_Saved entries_

^^^^^^^^

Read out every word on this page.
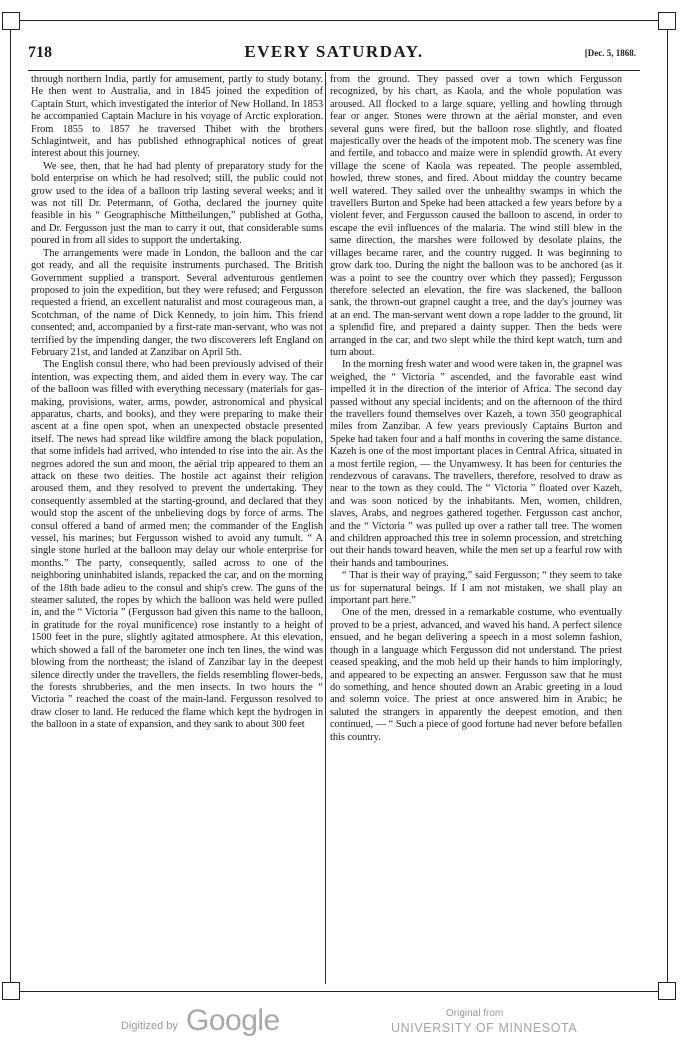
718	EVERY SATURDAY.	[Dec. 5, 1868.

through northern India, partly for amusement, partly to study botany. He then went to Australia, and in 1845 joined the expedition of Captain Sturt, which investigated the interior of New Holland. In 1853 he accompanied Captain Maclure in his voyage of Arctic exploration. From 1855 to 1857 he traversed Thibet with the brothers Schlagintweit, and has published ethnographical notices of great interest about this journey.

We see, then, that he had had plenty of preparatory study for the bold enterprise on which he had resolved; still, the public could not grow used to the idea of a balloon trip lasting several weeks; and it was not till Dr. Petermann, of Gotha, declared the journey quite feasible in his “ Geographische Mittheilungen,” published at Gotha, and Dr. Fergusson just the man to carry it out, that considerable sums poured in from all sides to support the undertaking.

The arrangements were made in London, the balloon and the car got ready, and all the requisite instruments purchased. The British Government supplied a transport. Several adventurous gentlemen proposed to join the expedition, but they were refused; and Fergusson requested a friend, an excellent naturalist and most courageous man, a Scotchman, of the name of Dick Kennedy, to join him. This friend consented; and, accompanied by a first-rate man-servant, who was not terrified by the impending danger, the two discoverers left England on February 21st, and landed at Zanzibar on April 5th.

The English consul there, who had been previously advised of their intention, was expecting them, and aided them in every way. The car of the balloon was filled with everything necessary (materials for gas-making, provisions, water, arms, powder, astronomical and physical apparatus, charts, and books), and they were preparing to make their ascent at a fine open spot, when an unexpected obstacle presented itself. The news had spread like wildfire among the black population, that some infidels had arrived, who intended to rise into the air. As the negroes adored the sun and moon, the aërial trip appeared to them an attack on these two deities. The hostile act against their religion aroused them, and they resolved to prevent the undertaking. They consequently assembled at the starting-ground, and declared that they would stop the ascent of the unbelieving dogs by force of arms. The consul offered a band of armed men; the commander of the English vessel, his marines; but Fergusson wished to avoid any tumult. “ A single stone hurled at the balloon may delay our whole enterprise for months.” The party, consequently, sailed across to one of the neighboring uninhabited islands, repacked the car, and on the morning of the 18th bade adieu to the consul and ship's crew. The guns of the steamer saluted, the ropes by which the balloon was held were pulled in, and the “ Victoria ” (Fergusson had given this name to the balloon, in gratitude for the royal munificence) rose instantly to a height of 1500 feet in the pure, slightly agitated atmosphere. At this elevation, which showed a fall of the barometer one inch ten lines, the wind was blowing from the northeast; the island of Zanzibar lay in the deepest silence directly under the travellers, the fields resembling flower-beds, the forests shrubberies, and the men insects. In two hours the “ Victoria ” reached the coast of the main-land. Fergusson resolved to draw closer to land. He reduced the flame which kept the hydrogen in the balloon in a state of expansion, and they sank to about 300 feet

from the ground. They passed over a town which Fergusson recognized, by his chart, as Kaola, and the whole population was aroused. All flocked to a large square, yelling and howling through fear or anger. Stones were thrown at the aërial monster, and even several guns were fired, but the balloon rose slightly, and floated majestically over the heads of the impotent mob. The scenery was fine and fertile, and tobacco and maize were in splendid growth. At every village the scene of Kaola was repeated. The people assembled, howled, threw stones, and fired. About midday the country became well watered. They sailed over the unhealthy swamps in which the travellers Burton and Speke had been attacked a few years before by a violent fever, and Fergusson caused the balloon to ascend, in order to escape the evil influences of the malaria. The wind still blew in the same direction, the marshes were followed by desolate plains, the villages became rarer, and the country rugged. It was beginning to grow dark too. During the night the balloon was to be anchored (as it was a point to see the country over which they passed); Fergusson therefore selected an elevation, the fire was slackened, the balloon sank, the thrown-out grapnel caught a tree, and the day's journey was at an end. The man-servant went down a rope ladder to the ground, lit a splendid fire, and prepared a dainty supper. Then the beds were arranged in the car, and two slept while the third kept watch, turn and turn about.

In the morning fresh water and wood were taken in, the grapnel was weighed, the “ Victoria ” ascended, and the favorable east wind impelled it in the direction of the interior of Africa. The second day passed without any special incidents; and on the afternoon of the third the travellers found themselves over Kazeh, a town 350 geographical miles from Zanzibar. A few years previously Captains Burton and Speke had taken four and a half months in covering the same distance. Kazeh is one of the most important places in Central Africa, situated in a most fertile region, — the Unyamwesy. It has been for centuries the rendezvous of caravans. The travellers, therefore, resolved to draw as near to the town as they could. The “ Victoria ” floated over Kazeh, and was soon noticed by the inhabitants. Men, women, children, slaves, Arabs, and negroes gathered together. Fergusson cast anchor, and the “ Victoria ” was pulled up over a rather tall tree. The women and children approached this tree in solemn procession, and stretching out their hands toward heaven, while the men set up a fearful row with their hands and tambourines.

“ That is their way of praying,” said Fergusson; “ they seem to take us for supernatural beings. If I am not mistaken, we shall play an important part here.”

One of the men, dressed in a remarkable costume, who eventually proved to be a priest, advanced, and waved his hand. A perfect silence ensued, and he began delivering a speech in a most solemn fashion, though in a language which Fergusson did not understand. The priest ceased speaking, and the mob held up their hands to him imploringly, and appeared to be expecting an answer. Fergusson saw that he must do something, and hence shouted down an Arabic greeting in a loud and solemn voice. The priest at once answered him in Arabic; he saluted the strangers in apparently the deepest emotion, and then continued, — “ Such a piece of good fortune had never before befallen this country.

Digitized by Google	Original from
UNIVERSITY OF MINNESOTA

^^^^^^^^

_WHAT THE TASK ASKS_
Where a line contains "expedition", copy that line.

_ANSWER FOR THIS EXERCISE_
through northern India, partly for amusement, partly to study botany. He then went to Australia, and in 1845 joined the expedition of Captain Sturt, which investigated the interior of New Holland. In 1853 he accompanied Captain Maclure in his voyage of Arctic exploration. From 1855 to 1857 he traversed Thibet with the brothers Schlagintweit, and has published ethnographical notices of great interest about this journey.
The arrangements were made in London, the balloon and the car got ready, and all the requisite instruments purchased. The British Government supplied a transport. Several adventurous gentlemen proposed to join the expedition, but they were refused; and Fergusson requested a friend, an excellent naturalist and most courageous man, a Scotchman, of the name of Dick Kennedy, to join him. This friend consented; and, accompanied by a first-rate man-servant, who was not terrified by the impending danger, the two discoverers left England on February 21st, and landed at Zanzibar on April 5th.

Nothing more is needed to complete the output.